- Data to process:

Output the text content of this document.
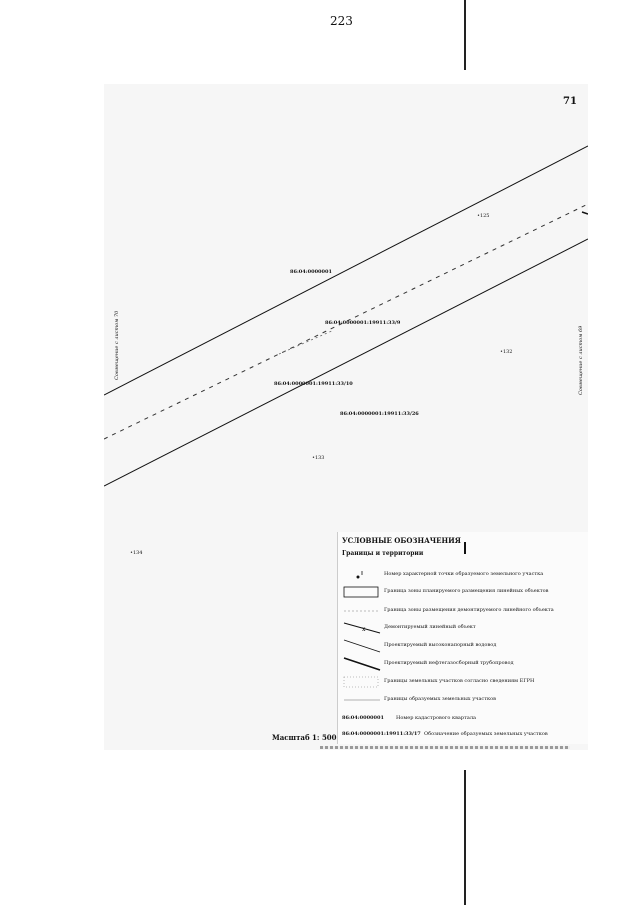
223
71
86:04:0000001
86:04:0000001:19911:33/9
86:04:0000001:19911:33/10
86:04:0000001:19911:33/26
•125
•132
•133
•134
Совмещение с листом 70	Совмещение с листом 69
УСЛОВНЫЕ ОБОЗНАЧЕНИЯ
Границы и территории
Номер характерной точки образуемого земельного участка
Граница зоны планируемого размещения линейных объектов
Граница зоны размещения демонтируемого линейного объекта
x	Демонтируемый линейный объект
Проектируемый высоконапорный водовод
Проектируемый нефтегазосборный трубопровод
Границы земельных участков согласно сведениям ЕГРН
Границы образуемых земельных участков
86:04:0000001 Номер кадастрового квартала
86:04:0000001:19911:33/17 Обозначение образуемых земельных участков
Масштаб 1: 500
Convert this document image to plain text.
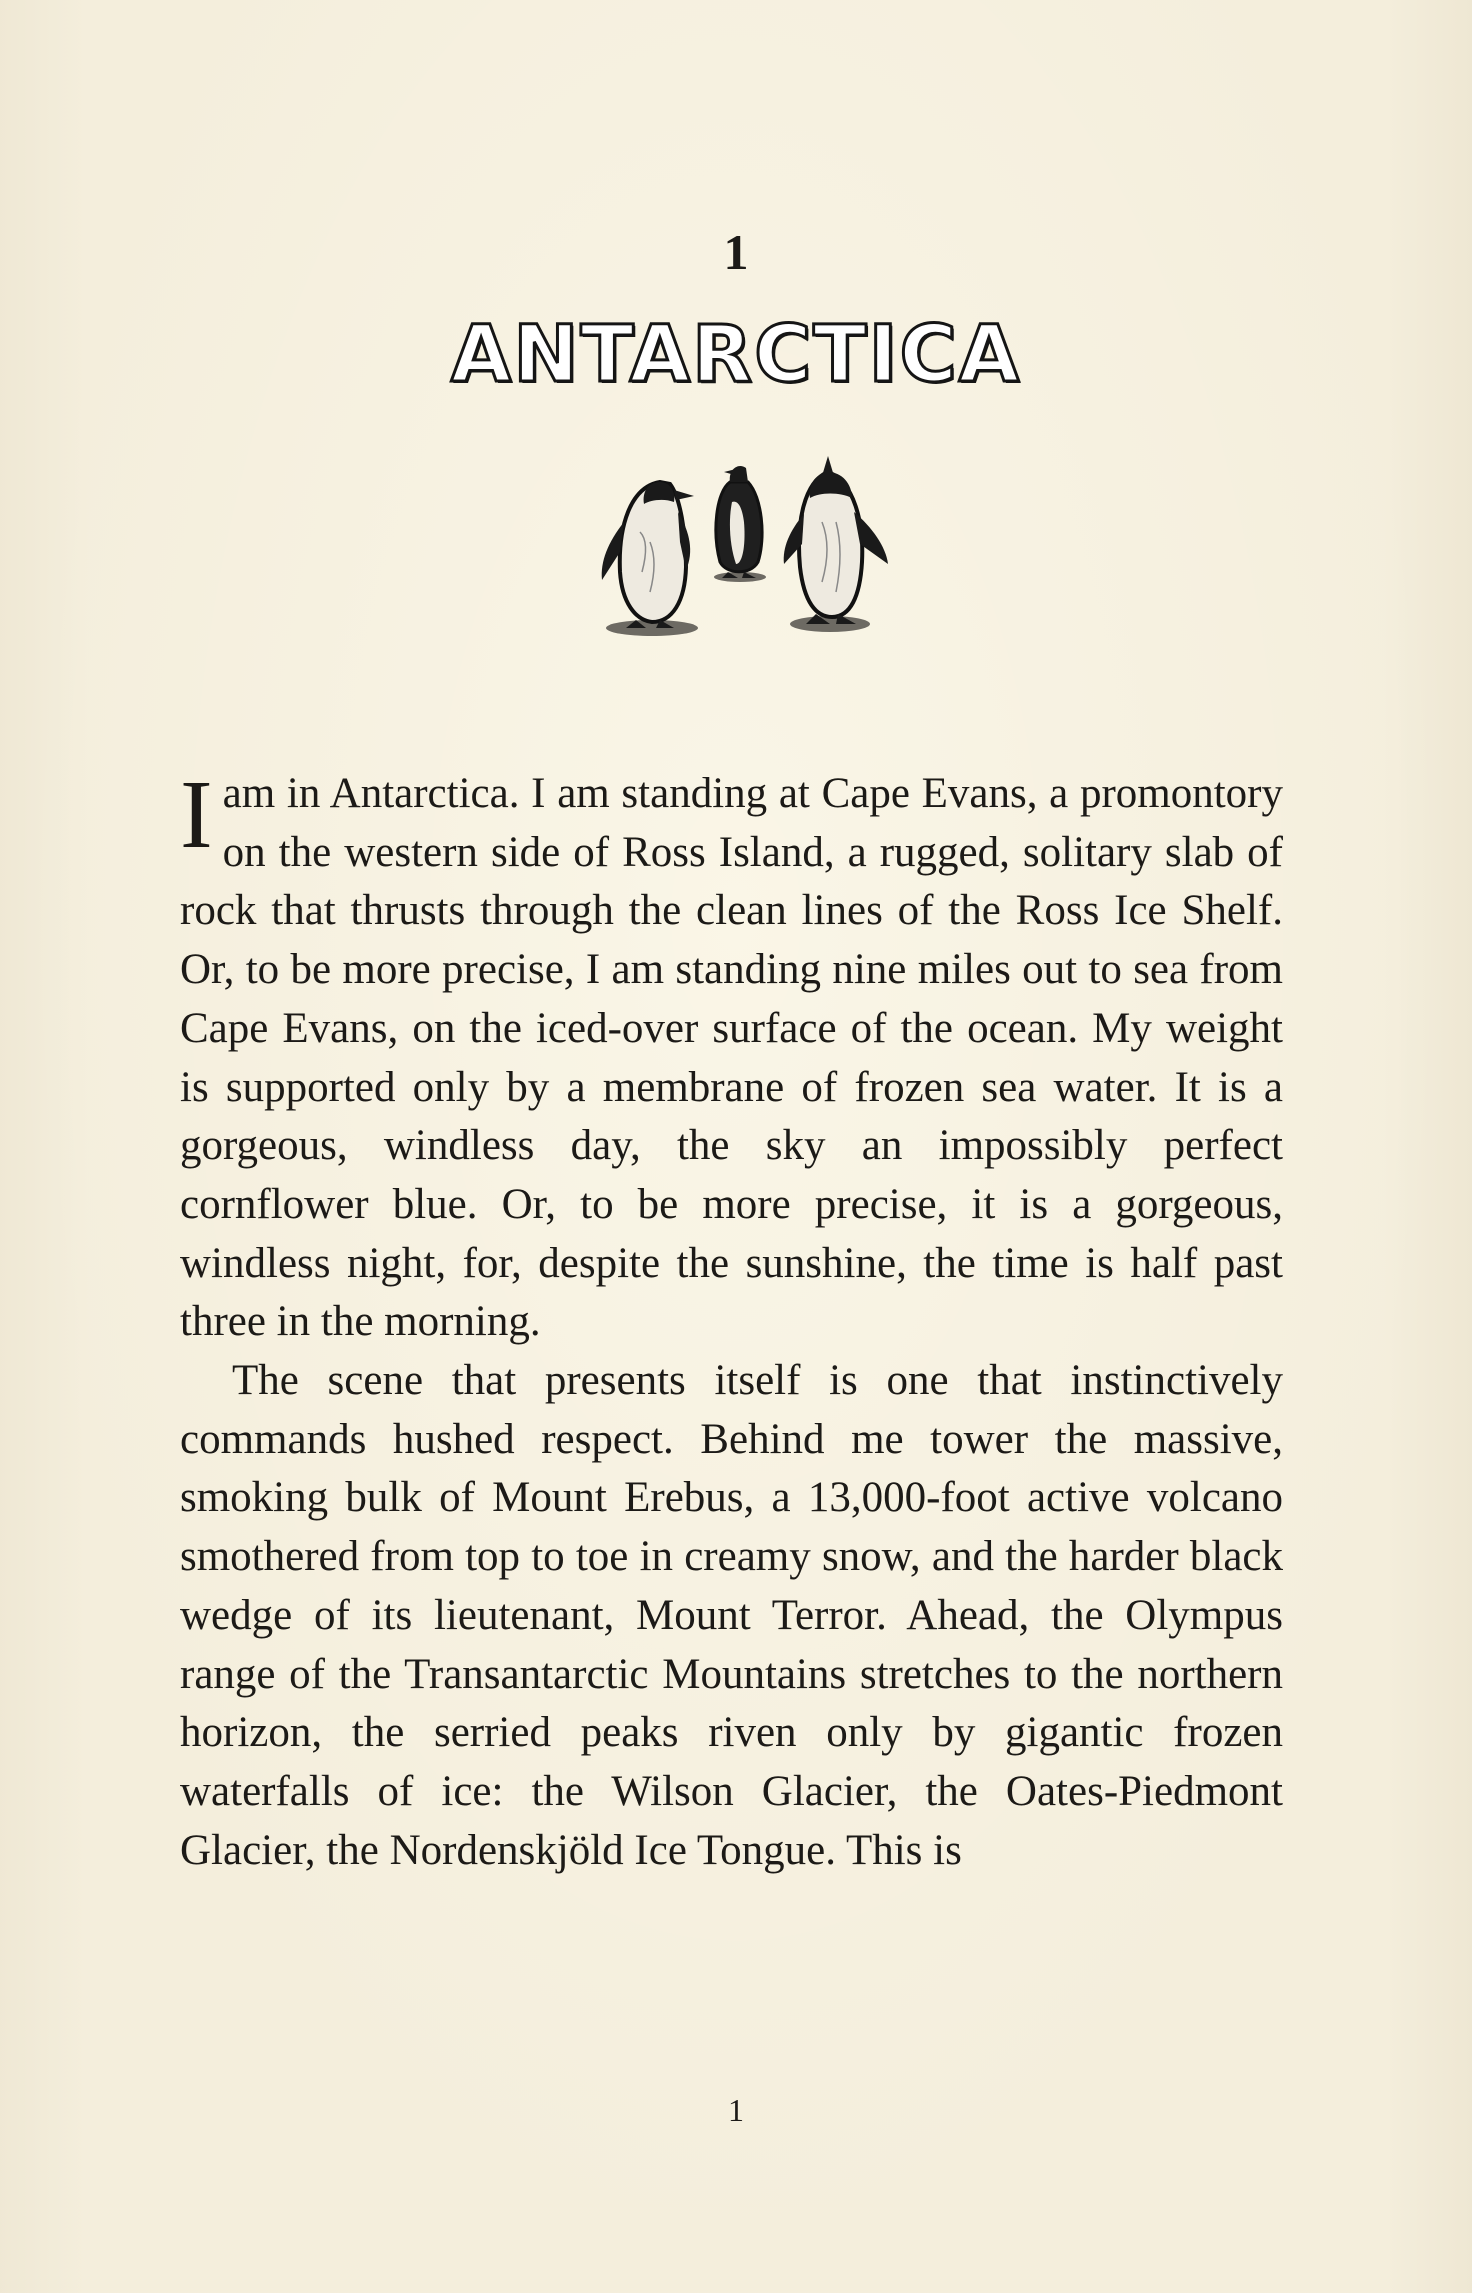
1
ANTARCTICA

Iam in Antarctica. I am standing at Cape Evans, a promontory on the western side of Ross Island, a rugged, solitary slab of rock that thrusts through the clean lines of the Ross Ice Shelf. Or, to be more precise, I am standing nine miles out to sea from Cape Evans, on the iced-over surface of the ocean. My weight is supported only by a membrane of frozen sea water. It is a gorgeous, windless day, the sky an impossibly perfect cornflower blue. Or, to be more precise, it is a gorgeous, windless night, for, despite the sunshine, the time is half past three in the morning.

The scene that presents itself is one that instinctively commands hushed respect. Behind me tower the massive, smoking bulk of Mount Erebus, a 13,000-foot active volcano smothered from top to toe in creamy snow, and the harder black wedge of its lieutenant, Mount Terror. Ahead, the Olympus range of the Transantarctic Mountains stretches to the northern horizon, the serried peaks riven only by gigantic frozen waterfalls of ice: the Wilson Glacier, the Oates-Piedmont Glacier, the Nordenskjöld Ice Tongue. This is

1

- Stated problem:
Return each line with "text".

- Exercise output:
Output the text content of this document.
Convert this document image to plain text.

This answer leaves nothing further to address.